>> begin Available records

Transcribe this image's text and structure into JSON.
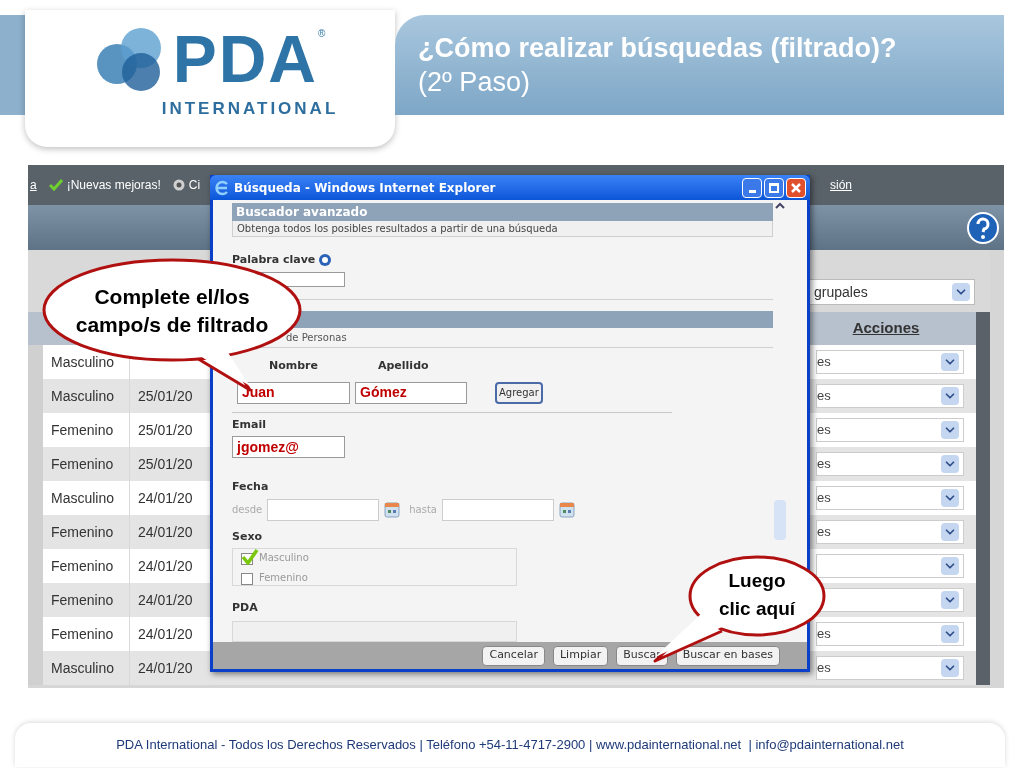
{
  "logo": {
    "name": "PDA",
    "mark": "®",
    "subtitle": "INTERNATIONAL"
  },
  "title": {
    "heading": "¿Cómo realizar búsquedas (filtrado)?",
    "step": "(2º Paso)"
  },
  "app": {
    "top_links": [
      {
        "label": "a",
        "kind": "link"
      },
      {
        "label": "¡Nuevas mejoras!",
        "kind": "check"
      },
      {
        "label": "Ci",
        "kind": "gear"
      }
    ],
    "session_link": "sión",
    "filter_select": "grupales",
    "actions_header": "Acciones",
    "rows": [
      {
        "gender": "Masculino",
        "action": "es"
      },
      {
        "gender": "Masculino",
        "date": "25/01/20",
        "action": "es"
      },
      {
        "gender": "Femenino",
        "date": "25/01/20",
        "action": "es"
      },
      {
        "gender": "Femenino",
        "date": "25/01/20",
        "action": "es"
      },
      {
        "gender": "Masculino",
        "date": "24/01/20",
        "action": "es"
      },
      {
        "gender": "Femenino",
        "date": "24/01/20",
        "action": "es"
      },
      {
        "gender": "Femenino",
        "date": "24/01/20"
      },
      {
        "gender": "Femenino",
        "date": "24/01/20"
      },
      {
        "gender": "Femenino",
        "date": "24/01/20",
        "action": "es"
      },
      {
        "gender": "Masculino",
        "date": "24/01/20",
        "action": "es"
      }
    ]
  },
  "dialog": {
    "title": "Búsqueda - Windows Internet Explorer",
    "section": "Buscador avanzado",
    "description": "Obtenga todos los posibles resultados a partir de una búsqueda",
    "keyword_label": "Palabra clave",
    "group_label": "de Personas",
    "name_label": "Nombre",
    "surname_label": "Apellido",
    "name_value": "Juan",
    "surname_value": "Gómez",
    "add_button": "Agregar",
    "email_label": "Email",
    "email_value": "jgomez@",
    "date_label": "Fecha",
    "from_label": "desde",
    "to_label": "hasta",
    "sex_label": "Sexo",
    "sex_options": [
      {
        "label": "Masculino",
        "checked": true
      },
      {
        "label": "Femenino",
        "checked": false
      }
    ],
    "pda_label": "PDA",
    "buttons": [
      "Cancelar",
      "Limpiar",
      "Buscar",
      "Buscar en bases"
    ]
  },
  "callouts": [
    {
      "text": "Complete el/los campo/s de filtrado"
    },
    {
      "text": "Luego clic aquí"
    }
  ],
  "footer": "PDA International - Todos los Derechos Reservados | Teléfono +54-11-4717-2900 | www.pdainternational.net  | info@pdainternational.net"
}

>> end Available records

Description of the task
Write out every line above exactly as it is, leaving out the pictures.

Result
Transcribe this image's text and structure into JSON.
{
  "logo": {
    "name": "PDA",
    "mark": "®",
    "subtitle": "INTERNATIONAL"
  },
  "title": {
    "heading": "¿Cómo realizar búsquedas (filtrado)?",
    "step": "(2º Paso)"
  },
  "app": {
    "top_links": [
      {
        "label": "a",
        "kind": "link"
      },
      {
        "label": "¡Nuevas mejoras!",
        "kind": "check"
      },
      {
        "label": "Ci",
        "kind": "gear"
      }
    ],
    "session_link": "sión",
    "filter_select": "grupales",
    "actions_header": "Acciones",
    "rows": [
      {
        "gender": "Masculino",
        "action": "es"
      },
      {
        "gender": "Masculino",
        "date": "25/01/20",
        "action": "es"
      },
      {
        "gender": "Femenino",
        "date": "25/01/20",
        "action": "es"
      },
      {
        "gender": "Femenino",
        "date": "25/01/20",
        "action": "es"
      },
      {
        "gender": "Masculino",
        "date": "24/01/20",
        "action": "es"
      },
      {
        "gender": "Femenino",
        "date": "24/01/20",
        "action": "es"
      },
      {
        "gender": "Femenino",
        "date": "24/01/20"
      },
      {
        "gender": "Femenino",
        "date": "24/01/20"
      },
      {
        "gender": "Femenino",
        "date": "24/01/20",
        "action": "es"
      },
      {
        "gender": "Masculino",
        "date": "24/01/20",
        "action": "es"
      }
    ]
  },
  "dialog": {
    "title": "Búsqueda - Windows Internet Explorer",
    "section": "Buscador avanzado",
    "description": "Obtenga todos los posibles resultados a partir de una búsqueda",
    "keyword_label": "Palabra clave",
    "group_label": "de Personas",
    "name_label": "Nombre",
    "surname_label": "Apellido",
    "name_value": "Juan",
    "surname_value": "Gómez",
    "add_button": "Agregar",
    "email_label": "Email",
    "email_value": "jgomez@",
    "date_label": "Fecha",
    "from_label": "desde",
    "to_label": "hasta",
    "sex_label": "Sexo",
    "sex_options": [
      {
        "label": "Masculino",
        "checked": true
      },
      {
        "label": "Femenino",
        "checked": false
      }
    ],
    "pda_label": "PDA",
    "buttons": [
      "Cancelar",
      "Limpiar",
      "Buscar",
      "Buscar en bases"
    ]
  },
  "callouts": [
    {
      "text": "Complete el/los campo/s de filtrado"
    },
    {
      "text": "Luego clic aquí"
    }
  ],
  "footer": "PDA International - Todos los Derechos Reservados | Teléfono +54-11-4717-2900 | www.pdainternational.net  | info@pdainternational.net"
}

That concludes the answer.